▶ **The exercise**: Output everything from the first row down to the row containing "uwb-label: UWB (>", inclusive, as a JSON list of strings with one string per line and blank lines left out.

▶ **Exercise materials**:

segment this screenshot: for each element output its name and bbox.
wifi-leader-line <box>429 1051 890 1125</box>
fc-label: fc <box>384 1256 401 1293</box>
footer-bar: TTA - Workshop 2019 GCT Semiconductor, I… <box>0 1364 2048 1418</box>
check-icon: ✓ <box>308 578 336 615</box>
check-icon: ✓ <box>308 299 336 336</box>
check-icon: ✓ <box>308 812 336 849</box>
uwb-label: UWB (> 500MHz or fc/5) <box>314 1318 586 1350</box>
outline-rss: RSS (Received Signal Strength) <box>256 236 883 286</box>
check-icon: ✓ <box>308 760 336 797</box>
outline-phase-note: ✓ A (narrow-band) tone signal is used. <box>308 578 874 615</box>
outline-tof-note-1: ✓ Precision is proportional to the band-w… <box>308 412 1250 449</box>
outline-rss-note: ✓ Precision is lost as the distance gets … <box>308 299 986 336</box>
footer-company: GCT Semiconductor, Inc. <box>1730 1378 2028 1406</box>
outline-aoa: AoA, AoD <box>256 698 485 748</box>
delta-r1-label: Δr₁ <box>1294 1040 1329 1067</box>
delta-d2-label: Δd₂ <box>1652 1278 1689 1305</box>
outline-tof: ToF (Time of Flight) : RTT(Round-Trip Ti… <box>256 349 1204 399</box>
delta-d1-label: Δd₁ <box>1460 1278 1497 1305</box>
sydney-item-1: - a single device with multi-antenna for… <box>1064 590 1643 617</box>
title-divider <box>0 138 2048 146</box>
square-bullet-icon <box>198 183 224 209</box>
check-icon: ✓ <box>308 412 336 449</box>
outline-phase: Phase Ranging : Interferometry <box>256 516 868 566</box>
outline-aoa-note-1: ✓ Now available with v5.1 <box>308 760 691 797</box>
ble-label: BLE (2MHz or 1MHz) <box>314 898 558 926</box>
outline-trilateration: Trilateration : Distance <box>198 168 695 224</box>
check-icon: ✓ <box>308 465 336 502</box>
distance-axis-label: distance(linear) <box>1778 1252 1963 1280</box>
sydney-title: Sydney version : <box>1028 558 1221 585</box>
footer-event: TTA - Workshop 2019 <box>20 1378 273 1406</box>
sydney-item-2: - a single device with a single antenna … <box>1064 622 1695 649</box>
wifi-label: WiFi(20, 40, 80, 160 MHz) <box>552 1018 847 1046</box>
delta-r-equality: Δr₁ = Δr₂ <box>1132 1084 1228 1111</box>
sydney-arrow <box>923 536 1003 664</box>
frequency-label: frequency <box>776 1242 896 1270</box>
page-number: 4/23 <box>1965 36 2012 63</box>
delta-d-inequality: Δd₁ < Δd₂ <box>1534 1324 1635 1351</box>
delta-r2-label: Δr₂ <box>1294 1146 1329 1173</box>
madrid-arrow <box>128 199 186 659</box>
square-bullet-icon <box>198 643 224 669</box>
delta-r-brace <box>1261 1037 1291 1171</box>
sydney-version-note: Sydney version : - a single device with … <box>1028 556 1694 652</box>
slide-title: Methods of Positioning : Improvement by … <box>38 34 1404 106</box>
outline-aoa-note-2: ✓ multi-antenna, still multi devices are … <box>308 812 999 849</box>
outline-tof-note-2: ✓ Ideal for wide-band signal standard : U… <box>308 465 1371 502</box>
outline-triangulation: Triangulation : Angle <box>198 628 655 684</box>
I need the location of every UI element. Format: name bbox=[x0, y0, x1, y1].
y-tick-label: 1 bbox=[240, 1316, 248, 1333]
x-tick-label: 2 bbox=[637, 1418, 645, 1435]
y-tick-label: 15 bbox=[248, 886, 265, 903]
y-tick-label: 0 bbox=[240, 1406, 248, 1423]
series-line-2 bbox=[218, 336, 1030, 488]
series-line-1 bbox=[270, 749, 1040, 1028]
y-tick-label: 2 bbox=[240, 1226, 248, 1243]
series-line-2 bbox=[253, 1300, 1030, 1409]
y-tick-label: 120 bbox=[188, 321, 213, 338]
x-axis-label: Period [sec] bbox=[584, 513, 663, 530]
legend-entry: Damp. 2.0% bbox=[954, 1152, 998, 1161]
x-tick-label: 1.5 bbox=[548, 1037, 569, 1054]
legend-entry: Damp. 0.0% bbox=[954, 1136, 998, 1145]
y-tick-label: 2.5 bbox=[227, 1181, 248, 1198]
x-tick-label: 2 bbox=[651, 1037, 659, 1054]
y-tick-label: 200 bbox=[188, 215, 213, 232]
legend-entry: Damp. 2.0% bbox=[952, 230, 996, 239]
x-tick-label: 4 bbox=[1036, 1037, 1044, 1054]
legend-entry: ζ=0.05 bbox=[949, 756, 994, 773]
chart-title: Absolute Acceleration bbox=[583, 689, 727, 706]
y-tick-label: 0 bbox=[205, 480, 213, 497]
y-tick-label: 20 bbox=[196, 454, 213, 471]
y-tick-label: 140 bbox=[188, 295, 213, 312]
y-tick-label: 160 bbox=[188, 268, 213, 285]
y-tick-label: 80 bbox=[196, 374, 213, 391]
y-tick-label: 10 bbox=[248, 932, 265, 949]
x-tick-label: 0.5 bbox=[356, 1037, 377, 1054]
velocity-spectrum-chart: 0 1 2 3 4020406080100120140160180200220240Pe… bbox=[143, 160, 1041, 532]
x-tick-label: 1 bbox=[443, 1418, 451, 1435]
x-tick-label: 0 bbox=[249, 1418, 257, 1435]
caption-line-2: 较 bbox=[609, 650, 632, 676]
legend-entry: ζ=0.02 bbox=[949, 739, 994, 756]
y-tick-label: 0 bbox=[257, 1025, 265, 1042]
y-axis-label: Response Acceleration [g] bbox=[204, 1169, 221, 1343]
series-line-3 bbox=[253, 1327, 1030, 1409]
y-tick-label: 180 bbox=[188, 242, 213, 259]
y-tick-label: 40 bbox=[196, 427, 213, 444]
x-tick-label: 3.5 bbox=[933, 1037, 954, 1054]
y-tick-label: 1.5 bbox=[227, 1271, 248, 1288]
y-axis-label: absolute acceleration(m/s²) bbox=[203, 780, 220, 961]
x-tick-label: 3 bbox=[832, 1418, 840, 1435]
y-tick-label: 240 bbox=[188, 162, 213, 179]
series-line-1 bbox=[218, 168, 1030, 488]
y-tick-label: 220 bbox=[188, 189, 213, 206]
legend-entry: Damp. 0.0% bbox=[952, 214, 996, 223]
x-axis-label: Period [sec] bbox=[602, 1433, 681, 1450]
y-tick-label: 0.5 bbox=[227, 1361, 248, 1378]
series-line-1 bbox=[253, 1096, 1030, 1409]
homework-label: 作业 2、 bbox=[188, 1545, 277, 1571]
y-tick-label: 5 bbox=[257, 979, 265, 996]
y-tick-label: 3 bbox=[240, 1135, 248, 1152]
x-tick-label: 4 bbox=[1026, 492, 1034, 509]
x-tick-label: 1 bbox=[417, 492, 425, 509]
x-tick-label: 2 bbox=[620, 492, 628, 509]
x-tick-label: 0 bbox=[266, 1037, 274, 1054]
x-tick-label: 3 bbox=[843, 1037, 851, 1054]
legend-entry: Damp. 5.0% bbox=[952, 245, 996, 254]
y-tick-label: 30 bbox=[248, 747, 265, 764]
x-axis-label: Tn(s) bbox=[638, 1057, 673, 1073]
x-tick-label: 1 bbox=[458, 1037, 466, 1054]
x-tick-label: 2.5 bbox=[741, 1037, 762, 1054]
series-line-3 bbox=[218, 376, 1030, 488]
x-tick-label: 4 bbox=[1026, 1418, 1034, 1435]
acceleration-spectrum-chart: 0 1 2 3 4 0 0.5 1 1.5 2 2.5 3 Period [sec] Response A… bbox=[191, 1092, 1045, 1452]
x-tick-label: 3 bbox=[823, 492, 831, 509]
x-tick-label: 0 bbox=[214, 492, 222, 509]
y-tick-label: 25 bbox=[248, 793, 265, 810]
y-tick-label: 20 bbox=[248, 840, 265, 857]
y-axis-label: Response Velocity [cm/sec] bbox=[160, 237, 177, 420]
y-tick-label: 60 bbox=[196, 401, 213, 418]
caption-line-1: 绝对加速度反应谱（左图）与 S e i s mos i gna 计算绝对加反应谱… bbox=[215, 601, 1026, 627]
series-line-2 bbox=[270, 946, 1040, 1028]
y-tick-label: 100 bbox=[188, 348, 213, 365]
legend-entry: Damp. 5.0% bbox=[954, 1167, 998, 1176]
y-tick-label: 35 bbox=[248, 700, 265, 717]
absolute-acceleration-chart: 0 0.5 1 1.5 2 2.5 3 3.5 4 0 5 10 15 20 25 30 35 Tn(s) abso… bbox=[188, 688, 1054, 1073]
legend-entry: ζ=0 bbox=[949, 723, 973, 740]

▶ **Solved exercise**:
[
  "segment this screenshot: for each element output its name and bbox.",
  "wifi-leader-line <box>429 1051 890 1125</box>",
  "fc-label: fc <box>384 1256 401 1293</box>",
  "footer-bar: TTA - Workshop 2019 GCT Semiconductor, I… <box>0 1364 2048 1418</box>",
  "check-icon: ✓ <box>308 578 336 615</box>",
  "check-icon: ✓ <box>308 299 336 336</box>",
  "check-icon: ✓ <box>308 812 336 849</box>",
  "uwb-label: UWB (> 500MHz or fc/5) <box>314 1318 586 1350</box>"
]